PROBLEM REQUIREMENTS
Send back the entries below exactly as they appear.

RECORDS PROVIDED
>>>>>
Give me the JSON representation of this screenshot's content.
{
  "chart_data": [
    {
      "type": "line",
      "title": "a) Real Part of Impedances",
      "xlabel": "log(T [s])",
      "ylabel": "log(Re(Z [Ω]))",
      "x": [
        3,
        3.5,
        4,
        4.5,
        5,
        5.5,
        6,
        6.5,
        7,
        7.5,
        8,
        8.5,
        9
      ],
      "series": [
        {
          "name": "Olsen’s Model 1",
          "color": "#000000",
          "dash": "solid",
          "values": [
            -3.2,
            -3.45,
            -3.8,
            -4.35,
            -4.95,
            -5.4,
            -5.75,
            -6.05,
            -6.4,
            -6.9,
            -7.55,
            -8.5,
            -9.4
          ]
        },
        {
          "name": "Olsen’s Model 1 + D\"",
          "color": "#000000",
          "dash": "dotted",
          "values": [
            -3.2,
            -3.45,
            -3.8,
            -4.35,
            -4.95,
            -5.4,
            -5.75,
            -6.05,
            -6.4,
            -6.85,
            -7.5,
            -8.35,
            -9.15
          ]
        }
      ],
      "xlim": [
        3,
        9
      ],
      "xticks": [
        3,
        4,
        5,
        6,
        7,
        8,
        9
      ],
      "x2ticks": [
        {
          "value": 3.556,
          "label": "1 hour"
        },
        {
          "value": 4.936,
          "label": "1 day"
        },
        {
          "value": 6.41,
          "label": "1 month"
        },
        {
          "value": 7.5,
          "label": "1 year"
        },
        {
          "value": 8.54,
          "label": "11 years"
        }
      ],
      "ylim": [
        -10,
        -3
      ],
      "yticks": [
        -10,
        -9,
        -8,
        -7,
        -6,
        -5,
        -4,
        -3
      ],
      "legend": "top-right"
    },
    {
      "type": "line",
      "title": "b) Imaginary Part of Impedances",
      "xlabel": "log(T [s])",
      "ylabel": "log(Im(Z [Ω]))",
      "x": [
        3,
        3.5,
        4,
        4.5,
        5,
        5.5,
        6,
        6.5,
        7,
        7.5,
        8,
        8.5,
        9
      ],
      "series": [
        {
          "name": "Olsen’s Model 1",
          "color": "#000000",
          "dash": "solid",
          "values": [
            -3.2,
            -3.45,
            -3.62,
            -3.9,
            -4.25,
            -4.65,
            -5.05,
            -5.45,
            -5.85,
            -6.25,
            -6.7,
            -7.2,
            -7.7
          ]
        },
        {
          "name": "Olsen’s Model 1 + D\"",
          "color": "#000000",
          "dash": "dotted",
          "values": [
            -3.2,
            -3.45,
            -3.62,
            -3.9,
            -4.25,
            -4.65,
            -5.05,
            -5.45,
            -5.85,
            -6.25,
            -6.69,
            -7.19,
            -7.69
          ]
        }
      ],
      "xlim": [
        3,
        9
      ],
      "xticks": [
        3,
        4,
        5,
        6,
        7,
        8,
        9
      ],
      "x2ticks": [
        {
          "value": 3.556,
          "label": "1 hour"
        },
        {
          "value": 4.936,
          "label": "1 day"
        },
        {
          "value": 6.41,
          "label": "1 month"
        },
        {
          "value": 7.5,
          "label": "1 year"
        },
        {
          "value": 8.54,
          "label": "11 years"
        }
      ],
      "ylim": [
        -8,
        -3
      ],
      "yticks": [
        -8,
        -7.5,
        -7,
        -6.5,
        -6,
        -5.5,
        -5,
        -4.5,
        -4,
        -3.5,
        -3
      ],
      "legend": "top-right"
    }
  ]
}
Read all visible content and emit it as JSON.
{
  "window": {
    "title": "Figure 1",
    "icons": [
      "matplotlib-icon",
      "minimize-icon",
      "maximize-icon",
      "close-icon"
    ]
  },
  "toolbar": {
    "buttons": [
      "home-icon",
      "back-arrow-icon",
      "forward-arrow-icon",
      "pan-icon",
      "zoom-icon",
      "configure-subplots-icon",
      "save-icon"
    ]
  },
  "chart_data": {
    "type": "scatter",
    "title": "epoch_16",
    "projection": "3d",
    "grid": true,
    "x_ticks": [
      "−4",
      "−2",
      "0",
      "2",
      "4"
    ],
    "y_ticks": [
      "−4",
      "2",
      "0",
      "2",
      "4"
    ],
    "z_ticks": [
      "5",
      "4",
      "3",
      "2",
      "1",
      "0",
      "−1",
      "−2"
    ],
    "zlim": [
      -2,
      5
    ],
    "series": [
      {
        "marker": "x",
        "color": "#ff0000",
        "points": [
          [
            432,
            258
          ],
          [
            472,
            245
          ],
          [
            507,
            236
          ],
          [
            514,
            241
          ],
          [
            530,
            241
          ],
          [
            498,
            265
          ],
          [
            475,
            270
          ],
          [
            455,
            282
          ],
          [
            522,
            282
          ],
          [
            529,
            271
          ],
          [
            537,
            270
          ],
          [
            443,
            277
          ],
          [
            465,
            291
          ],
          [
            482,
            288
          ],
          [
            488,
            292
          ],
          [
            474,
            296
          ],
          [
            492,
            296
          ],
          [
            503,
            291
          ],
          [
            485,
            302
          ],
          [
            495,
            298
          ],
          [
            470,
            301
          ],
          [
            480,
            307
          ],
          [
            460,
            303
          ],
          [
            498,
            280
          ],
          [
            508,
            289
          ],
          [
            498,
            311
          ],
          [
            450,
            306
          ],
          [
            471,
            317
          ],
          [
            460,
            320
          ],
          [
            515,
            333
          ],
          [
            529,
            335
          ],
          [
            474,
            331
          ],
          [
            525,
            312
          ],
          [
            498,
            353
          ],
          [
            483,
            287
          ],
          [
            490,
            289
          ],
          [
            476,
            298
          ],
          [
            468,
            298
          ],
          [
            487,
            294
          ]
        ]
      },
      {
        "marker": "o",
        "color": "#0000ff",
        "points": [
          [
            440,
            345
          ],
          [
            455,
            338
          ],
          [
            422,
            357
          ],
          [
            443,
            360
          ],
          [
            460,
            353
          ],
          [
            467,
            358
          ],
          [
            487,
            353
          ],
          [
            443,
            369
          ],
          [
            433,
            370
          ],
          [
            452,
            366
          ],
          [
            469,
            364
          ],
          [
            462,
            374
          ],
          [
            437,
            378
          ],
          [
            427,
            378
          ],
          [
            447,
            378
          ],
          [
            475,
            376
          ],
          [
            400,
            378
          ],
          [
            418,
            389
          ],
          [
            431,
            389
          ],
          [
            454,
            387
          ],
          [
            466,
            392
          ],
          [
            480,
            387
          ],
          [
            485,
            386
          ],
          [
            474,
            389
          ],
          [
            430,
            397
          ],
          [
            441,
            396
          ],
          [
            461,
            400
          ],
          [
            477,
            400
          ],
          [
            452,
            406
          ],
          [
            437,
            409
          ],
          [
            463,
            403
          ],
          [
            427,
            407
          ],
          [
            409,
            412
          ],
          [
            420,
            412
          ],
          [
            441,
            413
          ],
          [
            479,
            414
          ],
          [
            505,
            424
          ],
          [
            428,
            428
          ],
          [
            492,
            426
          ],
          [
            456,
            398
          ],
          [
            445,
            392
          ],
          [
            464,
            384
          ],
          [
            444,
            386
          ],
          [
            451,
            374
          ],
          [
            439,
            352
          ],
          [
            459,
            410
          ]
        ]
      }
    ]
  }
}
<<<<<
FINAL RESULT
Give me the JSON representation of this screenshot's content.
{
  "chart_data": [
    {
      "type": "line",
      "title": "a) Real Part of Impedances",
      "xlabel": "log(T [s])",
      "ylabel": "log(Re(Z [Ω]))",
      "x": [
        3,
        3.5,
        4,
        4.5,
        5,
        5.5,
        6,
        6.5,
        7,
        7.5,
        8,
        8.5,
        9
      ],
      "series": [
        {
          "name": "Olsen’s Model 1",
          "color": "#000000",
          "dash": "solid",
          "values": [
            -3.2,
            -3.45,
            -3.8,
            -4.35,
            -4.95,
            -5.4,
            -5.75,
            -6.05,
            -6.4,
            -6.9,
            -7.55,
            -8.5,
            -9.4
          ]
        },
        {
          "name": "Olsen’s Model 1 + D\"",
          "color": "#000000",
          "dash": "dotted",
          "values": [
            -3.2,
            -3.45,
            -3.8,
            -4.35,
            -4.95,
            -5.4,
            -5.75,
            -6.05,
            -6.4,
            -6.85,
            -7.5,
            -8.35,
            -9.15
          ]
        }
      ],
      "xlim": [
        3,
        9
      ],
      "xticks": [
        3,
        4,
        5,
        6,
        7,
        8,
        9
      ],
      "x2ticks": [
        {
          "value": 3.556,
          "label": "1 hour"
        },
        {
          "value": 4.936,
          "label": "1 day"
        },
        {
          "value": 6.41,
          "label": "1 month"
        },
        {
          "value": 7.5,
          "label": "1 year"
        },
        {
          "value": 8.54,
          "label": "11 years"
        }
      ],
      "ylim": [
        -10,
        -3
      ],
      "yticks": [
        -10,
        -9,
        -8,
        -7,
        -6,
        -5,
        -4,
        -3
      ],
      "legend": "top-right"
    },
    {
      "type": "line",
      "title": "b) Imaginary Part of Impedances",
      "xlabel": "log(T [s])",
      "ylabel": "log(Im(Z [Ω]))",
      "x": [
        3,
        3.5,
        4,
        4.5,
        5,
        5.5,
        6,
        6.5,
        7,
        7.5,
        8,
        8.5,
        9
      ],
      "series": [
        {
          "name": "Olsen’s Model 1",
          "color": "#000000",
          "dash": "solid",
          "values": [
            -3.2,
            -3.45,
            -3.62,
            -3.9,
            -4.25,
            -4.65,
            -5.05,
            -5.45,
            -5.85,
            -6.25,
            -6.7,
            -7.2,
            -7.7
          ]
        },
        {
          "name": "Olsen’s Model 1 + D\"",
          "color": "#000000",
          "dash": "dotted",
          "values": [
            -3.2,
            -3.45,
            -3.62,
            -3.9,
            -4.25,
            -4.65,
            -5.05,
            -5.45,
            -5.85,
            -6.25,
            -6.69,
            -7.19,
            -7.69
          ]
        }
      ],
      "xlim": [
        3,
        9
      ],
      "xticks": [
        3,
        4,
        5,
        6,
        7,
        8,
        9
      ],
      "x2ticks": [
        {
          "value": 3.556,
          "label": "1 hour"
        },
        {
          "value": 4.936,
          "label": "1 day"
        },
        {
          "value": 6.41,
          "label": "1 month"
        },
        {
          "value": 7.5,
          "label": "1 year"
        },
        {
          "value": 8.54,
          "label": "11 years"
        }
      ],
      "ylim": [
        -8,
        -3
      ],
      "yticks": [
        -8,
        -7.5,
        -7,
        -6.5,
        -6,
        -5.5,
        -5,
        -4.5,
        -4,
        -3.5,
        -3
      ],
      "legend": "top-right"
    }
  ]
}
Read all visible content and emit it as JSON.
{
  "window": {
    "title": "Figure 1",
    "icons": [
      "matplotlib-icon",
      "minimize-icon",
      "maximize-icon",
      "close-icon"
    ]
  },
  "toolbar": {
    "buttons": [
      "home-icon",
      "back-arrow-icon",
      "forward-arrow-icon",
      "pan-icon",
      "zoom-icon",
      "configure-subplots-icon",
      "save-icon"
    ]
  },
  "chart_data": {
    "type": "scatter",
    "title": "epoch_16",
    "projection": "3d",
    "grid": true,
    "x_ticks": [
      "−4",
      "−2",
      "0",
      "2",
      "4"
    ],
    "y_ticks": [
      "−4",
      "2",
      "0",
      "2",
      "4"
    ],
    "z_ticks": [
      "5",
      "4",
      "3",
      "2",
      "1",
      "0",
      "−1",
      "−2"
    ],
    "zlim": [
      -2,
      5
    ],
    "series": [
      {
        "marker": "x",
        "color": "#ff0000",
        "points": [
          [
            432,
            258
          ],
          [
            472,
            245
          ],
          [
            507,
            236
          ],
          [
            514,
            241
          ],
          [
            530,
            241
          ],
          [
            498,
            265
          ],
          [
            475,
            270
          ],
          [
            455,
            282
          ],
          [
            522,
            282
          ],
          [
            529,
            271
          ],
          [
            537,
            270
          ],
          [
            443,
            277
          ],
          [
            465,
            291
          ],
          [
            482,
            288
          ],
          [
            488,
            292
          ],
          [
            474,
            296
          ],
          [
            492,
            296
          ],
          [
            503,
            291
          ],
          [
            485,
            302
          ],
          [
            495,
            298
          ],
          [
            470,
            301
          ],
          [
            480,
            307
          ],
          [
            460,
            303
          ],
          [
            498,
            280
          ],
          [
            508,
            289
          ],
          [
            498,
            311
          ],
          [
            450,
            306
          ],
          [
            471,
            317
          ],
          [
            460,
            320
          ],
          [
            515,
            333
          ],
          [
            529,
            335
          ],
          [
            474,
            331
          ],
          [
            525,
            312
          ],
          [
            498,
            353
          ],
          [
            483,
            287
          ],
          [
            490,
            289
          ],
          [
            476,
            298
          ],
          [
            468,
            298
          ],
          [
            487,
            294
          ]
        ]
      },
      {
        "marker": "o",
        "color": "#0000ff",
        "points": [
          [
            440,
            345
          ],
          [
            455,
            338
          ],
          [
            422,
            357
          ],
          [
            443,
            360
          ],
          [
            460,
            353
          ],
          [
            467,
            358
          ],
          [
            487,
            353
          ],
          [
            443,
            369
          ],
          [
            433,
            370
          ],
          [
            452,
            366
          ],
          [
            469,
            364
          ],
          [
            462,
            374
          ],
          [
            437,
            378
          ],
          [
            427,
            378
          ],
          [
            447,
            378
          ],
          [
            475,
            376
          ],
          [
            400,
            378
          ],
          [
            418,
            389
          ],
          [
            431,
            389
          ],
          [
            454,
            387
          ],
          [
            466,
            392
          ],
          [
            480,
            387
          ],
          [
            485,
            386
          ],
          [
            474,
            389
          ],
          [
            430,
            397
          ],
          [
            441,
            396
          ],
          [
            461,
            400
          ],
          [
            477,
            400
          ],
          [
            452,
            406
          ],
          [
            437,
            409
          ],
          [
            463,
            403
          ],
          [
            427,
            407
          ],
          [
            409,
            412
          ],
          [
            420,
            412
          ],
          [
            441,
            413
          ],
          [
            479,
            414
          ],
          [
            505,
            424
          ],
          [
            428,
            428
          ],
          [
            492,
            426
          ],
          [
            456,
            398
          ],
          [
            445,
            392
          ],
          [
            464,
            384
          ],
          [
            444,
            386
          ],
          [
            451,
            374
          ],
          [
            439,
            352
          ],
          [
            459,
            410
          ]
        ]
      }
    ]
  }
}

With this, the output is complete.